→ **EXERCISE DIRECTIONS**
Would you write out all of the entries below, exactly as they stand?

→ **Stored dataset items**
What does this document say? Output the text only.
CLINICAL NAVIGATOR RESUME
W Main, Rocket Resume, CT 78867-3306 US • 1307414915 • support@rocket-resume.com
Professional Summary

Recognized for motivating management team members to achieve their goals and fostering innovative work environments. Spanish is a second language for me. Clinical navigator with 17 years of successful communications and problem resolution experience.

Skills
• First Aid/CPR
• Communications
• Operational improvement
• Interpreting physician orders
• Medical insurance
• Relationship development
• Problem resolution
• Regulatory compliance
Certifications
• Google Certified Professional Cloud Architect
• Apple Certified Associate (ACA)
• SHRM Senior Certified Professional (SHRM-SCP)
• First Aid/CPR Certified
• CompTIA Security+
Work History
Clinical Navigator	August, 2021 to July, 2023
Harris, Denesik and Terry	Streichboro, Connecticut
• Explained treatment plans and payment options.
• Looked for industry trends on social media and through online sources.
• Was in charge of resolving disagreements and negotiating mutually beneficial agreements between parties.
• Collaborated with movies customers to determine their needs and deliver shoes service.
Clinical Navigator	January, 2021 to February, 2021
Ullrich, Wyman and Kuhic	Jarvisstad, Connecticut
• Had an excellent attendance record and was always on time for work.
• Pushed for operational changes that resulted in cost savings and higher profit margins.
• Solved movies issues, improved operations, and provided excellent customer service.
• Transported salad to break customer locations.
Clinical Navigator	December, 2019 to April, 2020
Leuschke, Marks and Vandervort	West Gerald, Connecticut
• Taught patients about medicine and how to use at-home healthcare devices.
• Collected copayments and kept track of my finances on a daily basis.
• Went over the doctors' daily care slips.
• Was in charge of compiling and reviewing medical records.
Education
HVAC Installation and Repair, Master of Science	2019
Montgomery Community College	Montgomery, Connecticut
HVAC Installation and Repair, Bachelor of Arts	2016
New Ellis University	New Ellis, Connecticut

→ **RESULT OF THE TASK**
What does this document say? Output the text only.
CLINICAL NAVIGATOR RESUME
W Main, Rocket Resume, CT 78867-3306 US • 1307414915 • support@rocket-resume.com
Professional Summary

Recognized for motivating management team members to achieve their goals and fostering innovative work environments. Spanish is a second language for me. Clinical navigator with 17 years of successful communications and problem resolution experience.

Skills
• First Aid/CPR
• Communications
• Operational improvement
• Interpreting physician orders
• Medical insurance
• Relationship development
• Problem resolution
• Regulatory compliance
Certifications
• Google Certified Professional Cloud Architect
• Apple Certified Associate (ACA)
• SHRM Senior Certified Professional (SHRM-SCP)
• First Aid/CPR Certified
• CompTIA Security+
Work History
Clinical Navigator	August, 2021 to July, 2023
Harris, Denesik and Terry	Streichboro, Connecticut
• Explained treatment plans and payment options.
• Looked for industry trends on social media and through online sources.
• Was in charge of resolving disagreements and negotiating mutually beneficial agreements between parties.
• Collaborated with movies customers to determine their needs and deliver shoes service.
Clinical Navigator	January, 2021 to February, 2021
Ullrich, Wyman and Kuhic	Jarvisstad, Connecticut
• Had an excellent attendance record and was always on time for work.
• Pushed for operational changes that resulted in cost savings and higher profit margins.
• Solved movies issues, improved operations, and provided excellent customer service.
• Transported salad to break customer locations.
Clinical Navigator	December, 2019 to April, 2020
Leuschke, Marks and Vandervort	West Gerald, Connecticut
• Taught patients about medicine and how to use at-home healthcare devices.
• Collected copayments and kept track of my finances on a daily basis.
• Went over the doctors' daily care slips.
• Was in charge of compiling and reviewing medical records.
Education
HVAC Installation and Repair, Master of Science	2019
Montgomery Community College	Montgomery, Connecticut
HVAC Installation and Repair, Bachelor of Arts	2016
New Ellis University	New Ellis, Connecticut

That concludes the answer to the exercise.